Directions:
Exactly reproduce each entry, leaving out nothing.
== Material shown
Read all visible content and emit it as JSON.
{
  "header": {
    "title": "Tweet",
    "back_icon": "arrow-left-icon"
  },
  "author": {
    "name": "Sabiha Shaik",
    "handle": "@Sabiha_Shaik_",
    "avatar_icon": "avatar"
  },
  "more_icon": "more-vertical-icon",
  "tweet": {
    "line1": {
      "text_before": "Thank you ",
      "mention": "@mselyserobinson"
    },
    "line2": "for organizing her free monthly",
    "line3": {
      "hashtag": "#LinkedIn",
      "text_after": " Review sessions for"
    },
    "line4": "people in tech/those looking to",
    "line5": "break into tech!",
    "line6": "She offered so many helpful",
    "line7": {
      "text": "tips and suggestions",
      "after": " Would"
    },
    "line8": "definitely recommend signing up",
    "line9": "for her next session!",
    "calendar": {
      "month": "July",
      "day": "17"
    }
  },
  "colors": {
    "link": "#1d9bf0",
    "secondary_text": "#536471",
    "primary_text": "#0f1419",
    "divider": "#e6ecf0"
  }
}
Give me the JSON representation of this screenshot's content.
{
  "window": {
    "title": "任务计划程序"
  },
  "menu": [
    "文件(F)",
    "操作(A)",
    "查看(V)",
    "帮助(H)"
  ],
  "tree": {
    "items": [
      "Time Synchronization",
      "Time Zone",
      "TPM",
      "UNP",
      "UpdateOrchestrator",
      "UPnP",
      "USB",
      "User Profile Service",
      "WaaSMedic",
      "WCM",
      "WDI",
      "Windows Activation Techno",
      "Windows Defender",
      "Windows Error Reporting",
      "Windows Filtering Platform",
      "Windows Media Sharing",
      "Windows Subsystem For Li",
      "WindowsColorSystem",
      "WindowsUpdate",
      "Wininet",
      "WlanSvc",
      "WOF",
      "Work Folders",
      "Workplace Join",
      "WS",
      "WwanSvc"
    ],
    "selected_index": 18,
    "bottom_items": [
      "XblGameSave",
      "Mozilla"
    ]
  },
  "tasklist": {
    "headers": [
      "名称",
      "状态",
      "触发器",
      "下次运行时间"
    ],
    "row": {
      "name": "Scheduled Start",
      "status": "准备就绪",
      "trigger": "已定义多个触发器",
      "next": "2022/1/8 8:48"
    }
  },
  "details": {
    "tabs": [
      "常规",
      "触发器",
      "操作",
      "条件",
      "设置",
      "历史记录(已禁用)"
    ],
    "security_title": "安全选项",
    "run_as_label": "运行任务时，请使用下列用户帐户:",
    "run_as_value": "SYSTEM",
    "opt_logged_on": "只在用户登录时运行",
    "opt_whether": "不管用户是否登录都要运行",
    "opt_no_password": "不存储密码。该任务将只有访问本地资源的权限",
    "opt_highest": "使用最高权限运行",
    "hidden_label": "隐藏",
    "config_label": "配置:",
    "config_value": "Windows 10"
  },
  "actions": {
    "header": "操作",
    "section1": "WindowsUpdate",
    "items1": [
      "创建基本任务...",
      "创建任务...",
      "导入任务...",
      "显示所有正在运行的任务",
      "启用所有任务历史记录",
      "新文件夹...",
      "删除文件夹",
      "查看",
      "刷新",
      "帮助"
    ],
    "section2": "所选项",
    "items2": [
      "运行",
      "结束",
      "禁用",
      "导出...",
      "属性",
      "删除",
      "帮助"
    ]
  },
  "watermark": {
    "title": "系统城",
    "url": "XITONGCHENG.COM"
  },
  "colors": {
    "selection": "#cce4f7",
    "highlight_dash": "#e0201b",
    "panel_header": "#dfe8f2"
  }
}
====
Problem solution:
Read all visible content and emit it as JSON.
{
  "header": {
    "title": "Tweet",
    "back_icon": "arrow-left-icon"
  },
  "author": {
    "name": "Sabiha Shaik",
    "handle": "@Sabiha_Shaik_",
    "avatar_icon": "avatar"
  },
  "more_icon": "more-vertical-icon",
  "tweet": {
    "line1": {
      "text_before": "Thank you ",
      "mention": "@mselyserobinson"
    },
    "line2": "for organizing her free monthly",
    "line3": {
      "hashtag": "#LinkedIn",
      "text_after": " Review sessions for"
    },
    "line4": "people in tech/those looking to",
    "line5": "break into tech!",
    "line6": "She offered so many helpful",
    "line7": {
      "text": "tips and suggestions",
      "after": " Would"
    },
    "line8": "definitely recommend signing up",
    "line9": "for her next session!",
    "calendar": {
      "month": "July",
      "day": "17"
    }
  },
  "colors": {
    "link": "#1d9bf0",
    "secondary_text": "#536471",
    "primary_text": "#0f1419",
    "divider": "#e6ecf0"
  }
}
Give me the JSON representation of this screenshot's content.
{
  "window": {
    "title": "任务计划程序"
  },
  "menu": [
    "文件(F)",
    "操作(A)",
    "查看(V)",
    "帮助(H)"
  ],
  "tree": {
    "items": [
      "Time Synchronization",
      "Time Zone",
      "TPM",
      "UNP",
      "UpdateOrchestrator",
      "UPnP",
      "USB",
      "User Profile Service",
      "WaaSMedic",
      "WCM",
      "WDI",
      "Windows Activation Techno",
      "Windows Defender",
      "Windows Error Reporting",
      "Windows Filtering Platform",
      "Windows Media Sharing",
      "Windows Subsystem For Li",
      "WindowsColorSystem",
      "WindowsUpdate",
      "Wininet",
      "WlanSvc",
      "WOF",
      "Work Folders",
      "Workplace Join",
      "WS",
      "WwanSvc"
    ],
    "selected_index": 18,
    "bottom_items": [
      "XblGameSave",
      "Mozilla"
    ]
  },
  "tasklist": {
    "headers": [
      "名称",
      "状态",
      "触发器",
      "下次运行时间"
    ],
    "row": {
      "name": "Scheduled Start",
      "status": "准备就绪",
      "trigger": "已定义多个触发器",
      "next": "2022/1/8 8:48"
    }
  },
  "details": {
    "tabs": [
      "常规",
      "触发器",
      "操作",
      "条件",
      "设置",
      "历史记录(已禁用)"
    ],
    "security_title": "安全选项",
    "run_as_label": "运行任务时，请使用下列用户帐户:",
    "run_as_value": "SYSTEM",
    "opt_logged_on": "只在用户登录时运行",
    "opt_whether": "不管用户是否登录都要运行",
    "opt_no_password": "不存储密码。该任务将只有访问本地资源的权限",
    "opt_highest": "使用最高权限运行",
    "hidden_label": "隐藏",
    "config_label": "配置:",
    "config_value": "Windows 10"
  },
  "actions": {
    "header": "操作",
    "section1": "WindowsUpdate",
    "items1": [
      "创建基本任务...",
      "创建任务...",
      "导入任务...",
      "显示所有正在运行的任务",
      "启用所有任务历史记录",
      "新文件夹...",
      "删除文件夹",
      "查看",
      "刷新",
      "帮助"
    ],
    "section2": "所选项",
    "items2": [
      "运行",
      "结束",
      "禁用",
      "导出...",
      "属性",
      "删除",
      "帮助"
    ]
  },
  "watermark": {
    "title": "系统城",
    "url": "XITONGCHENG.COM"
  },
  "colors": {
    "selection": "#cce4f7",
    "highlight_dash": "#e0201b",
    "panel_header": "#dfe8f2"
  }
}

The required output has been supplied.